Problem to solve: Within the material below, find each line bearing the word "name" and present it.

Items from a figure collection:
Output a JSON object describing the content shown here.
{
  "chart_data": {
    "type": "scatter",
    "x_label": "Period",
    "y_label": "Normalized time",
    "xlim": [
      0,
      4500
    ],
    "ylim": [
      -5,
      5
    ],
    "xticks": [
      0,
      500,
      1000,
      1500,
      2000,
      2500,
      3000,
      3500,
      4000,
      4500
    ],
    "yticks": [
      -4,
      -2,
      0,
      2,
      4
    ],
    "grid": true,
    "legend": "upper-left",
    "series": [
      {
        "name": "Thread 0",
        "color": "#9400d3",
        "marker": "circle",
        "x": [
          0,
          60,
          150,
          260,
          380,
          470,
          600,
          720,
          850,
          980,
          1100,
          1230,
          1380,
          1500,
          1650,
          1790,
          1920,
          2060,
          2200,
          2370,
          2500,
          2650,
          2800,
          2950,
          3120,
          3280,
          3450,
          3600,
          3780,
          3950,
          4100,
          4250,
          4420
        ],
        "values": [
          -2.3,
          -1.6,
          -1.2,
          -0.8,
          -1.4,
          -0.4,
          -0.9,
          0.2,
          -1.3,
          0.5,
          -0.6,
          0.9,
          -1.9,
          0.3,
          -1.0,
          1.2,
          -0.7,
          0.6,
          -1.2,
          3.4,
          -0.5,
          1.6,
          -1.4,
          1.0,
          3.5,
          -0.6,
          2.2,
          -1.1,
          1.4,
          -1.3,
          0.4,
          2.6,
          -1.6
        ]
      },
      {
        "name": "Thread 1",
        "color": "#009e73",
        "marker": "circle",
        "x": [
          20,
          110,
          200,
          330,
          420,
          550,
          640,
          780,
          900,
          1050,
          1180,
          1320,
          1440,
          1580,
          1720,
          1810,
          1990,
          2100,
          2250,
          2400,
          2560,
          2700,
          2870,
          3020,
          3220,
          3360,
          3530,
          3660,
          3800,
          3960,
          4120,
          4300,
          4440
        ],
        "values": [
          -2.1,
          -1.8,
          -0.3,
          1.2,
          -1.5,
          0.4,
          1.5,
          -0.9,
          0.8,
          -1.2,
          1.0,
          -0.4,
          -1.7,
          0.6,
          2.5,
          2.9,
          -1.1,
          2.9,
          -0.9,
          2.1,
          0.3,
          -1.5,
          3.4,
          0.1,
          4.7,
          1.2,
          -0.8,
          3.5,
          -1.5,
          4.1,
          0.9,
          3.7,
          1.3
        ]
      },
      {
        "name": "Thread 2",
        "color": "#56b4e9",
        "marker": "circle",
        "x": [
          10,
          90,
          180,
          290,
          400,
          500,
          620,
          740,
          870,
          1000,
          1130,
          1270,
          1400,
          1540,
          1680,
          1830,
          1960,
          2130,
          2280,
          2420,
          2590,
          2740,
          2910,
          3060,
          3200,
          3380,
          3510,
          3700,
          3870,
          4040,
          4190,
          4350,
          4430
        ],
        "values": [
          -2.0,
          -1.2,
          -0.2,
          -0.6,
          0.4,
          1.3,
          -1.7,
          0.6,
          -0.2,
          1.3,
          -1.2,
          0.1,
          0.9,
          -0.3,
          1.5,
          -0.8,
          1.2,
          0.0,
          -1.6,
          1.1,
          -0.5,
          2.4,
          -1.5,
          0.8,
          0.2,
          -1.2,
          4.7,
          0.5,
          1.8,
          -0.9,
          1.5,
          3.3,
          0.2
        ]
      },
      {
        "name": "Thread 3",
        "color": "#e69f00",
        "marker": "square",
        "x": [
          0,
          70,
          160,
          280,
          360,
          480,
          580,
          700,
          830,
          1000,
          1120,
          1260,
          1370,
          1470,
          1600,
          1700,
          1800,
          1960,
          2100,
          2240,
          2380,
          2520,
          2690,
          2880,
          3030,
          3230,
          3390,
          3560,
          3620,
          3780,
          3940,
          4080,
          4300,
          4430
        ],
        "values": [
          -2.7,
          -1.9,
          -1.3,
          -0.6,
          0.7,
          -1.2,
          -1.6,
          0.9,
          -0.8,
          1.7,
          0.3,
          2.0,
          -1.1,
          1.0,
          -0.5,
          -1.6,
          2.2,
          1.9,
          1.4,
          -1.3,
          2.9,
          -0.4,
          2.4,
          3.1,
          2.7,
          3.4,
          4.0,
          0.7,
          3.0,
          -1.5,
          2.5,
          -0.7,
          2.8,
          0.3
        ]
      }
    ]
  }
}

Completed task:
        "name": "Thread 0",
        "name": "Thread 1",
        "name": "Thread 2",
        "name": "Thread 3",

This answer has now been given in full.